Work order 1:
In the study conclusion, what appears to provide greater benefit than multi-kinase inhibitors?
Work order 2:
Reproduce word for word the part of the study conclusion starting with "In conclusion, this" and going on through "real-world evidence studies.".
━━ Excerpted passage ━━
In conclusion, this study provides information on the clinical characteristics, management and outcomes of Spanish patients with HCC in a real-world setting, offering a more comprehensive understanding beyond the controlled conditions and high patient selection in clinical trials. Our retrospective data reveal a consistency in treatment efficacy with clinical trials, as immunotherapy-based combinations appear to provide greater benefit than multi-kinase inhibitors for these patients, supporting and complementing the outcomes already observed in prospective interventional trials and other real-world evidence studies.
━━━
━━ Information ━━
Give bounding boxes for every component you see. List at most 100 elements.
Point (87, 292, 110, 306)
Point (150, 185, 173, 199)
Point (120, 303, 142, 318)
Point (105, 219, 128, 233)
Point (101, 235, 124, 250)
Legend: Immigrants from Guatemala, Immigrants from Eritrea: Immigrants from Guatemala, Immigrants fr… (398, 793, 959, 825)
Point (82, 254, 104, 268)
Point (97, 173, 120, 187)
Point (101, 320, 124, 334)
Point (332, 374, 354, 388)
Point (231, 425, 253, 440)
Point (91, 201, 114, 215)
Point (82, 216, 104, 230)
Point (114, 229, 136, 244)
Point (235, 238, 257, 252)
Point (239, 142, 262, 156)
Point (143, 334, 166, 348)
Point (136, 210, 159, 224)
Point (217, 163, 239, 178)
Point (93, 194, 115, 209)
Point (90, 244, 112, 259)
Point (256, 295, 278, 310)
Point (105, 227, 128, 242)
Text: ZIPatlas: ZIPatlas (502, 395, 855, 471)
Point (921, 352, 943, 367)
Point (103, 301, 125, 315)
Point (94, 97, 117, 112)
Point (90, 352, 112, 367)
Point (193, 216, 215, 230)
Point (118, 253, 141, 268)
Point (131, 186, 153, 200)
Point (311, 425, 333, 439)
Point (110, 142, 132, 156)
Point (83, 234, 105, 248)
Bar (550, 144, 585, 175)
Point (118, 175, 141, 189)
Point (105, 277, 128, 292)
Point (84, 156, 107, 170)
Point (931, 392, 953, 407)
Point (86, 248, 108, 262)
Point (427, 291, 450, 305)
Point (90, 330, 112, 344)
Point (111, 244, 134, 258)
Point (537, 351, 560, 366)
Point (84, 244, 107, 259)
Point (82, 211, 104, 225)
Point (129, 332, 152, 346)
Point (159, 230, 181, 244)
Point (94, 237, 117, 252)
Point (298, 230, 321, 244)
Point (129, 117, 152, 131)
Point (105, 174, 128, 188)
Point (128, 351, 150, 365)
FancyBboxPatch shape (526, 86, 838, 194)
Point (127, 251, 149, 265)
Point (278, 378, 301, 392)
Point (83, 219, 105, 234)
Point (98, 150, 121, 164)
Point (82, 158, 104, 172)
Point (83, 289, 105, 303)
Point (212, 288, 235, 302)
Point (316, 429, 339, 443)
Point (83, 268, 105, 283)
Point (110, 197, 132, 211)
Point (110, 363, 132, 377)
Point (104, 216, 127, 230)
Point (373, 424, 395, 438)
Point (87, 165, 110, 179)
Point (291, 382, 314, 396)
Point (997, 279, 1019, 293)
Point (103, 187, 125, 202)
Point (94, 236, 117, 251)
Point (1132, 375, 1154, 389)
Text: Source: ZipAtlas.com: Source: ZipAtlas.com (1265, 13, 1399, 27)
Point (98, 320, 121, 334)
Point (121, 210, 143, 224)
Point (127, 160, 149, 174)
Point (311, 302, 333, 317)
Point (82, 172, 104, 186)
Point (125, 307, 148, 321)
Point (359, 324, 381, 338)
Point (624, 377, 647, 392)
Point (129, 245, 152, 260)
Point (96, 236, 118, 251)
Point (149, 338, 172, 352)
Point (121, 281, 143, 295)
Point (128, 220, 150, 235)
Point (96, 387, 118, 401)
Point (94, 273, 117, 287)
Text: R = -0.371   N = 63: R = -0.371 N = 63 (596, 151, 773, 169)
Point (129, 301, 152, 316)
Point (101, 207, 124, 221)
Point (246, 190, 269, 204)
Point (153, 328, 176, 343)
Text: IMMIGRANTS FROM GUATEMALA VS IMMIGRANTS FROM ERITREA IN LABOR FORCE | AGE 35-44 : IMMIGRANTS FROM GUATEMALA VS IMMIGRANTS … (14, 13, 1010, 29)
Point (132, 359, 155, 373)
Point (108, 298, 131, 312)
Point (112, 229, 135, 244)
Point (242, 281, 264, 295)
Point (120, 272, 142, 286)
━━━
Exercise solution 1:
Immunotherapy-based combinations.

Exercise solution 2:
In conclusion, this study provides information on the clinical characteristics, management and outcomes of Spanish patients with HCC in a real-world setting, offering a more comprehensive understanding beyond the controlled conditions and high patient selection in clinical trials. Our retrospective data reveal a consistency in treatment efficacy with clinical trials, as immunotherapy-based combinations appear to provide greater benefit than multi-kinase inhibitors for these patients, supporting and complementing the outcomes already observed in prospective interventional trials and other real-world evidence studies.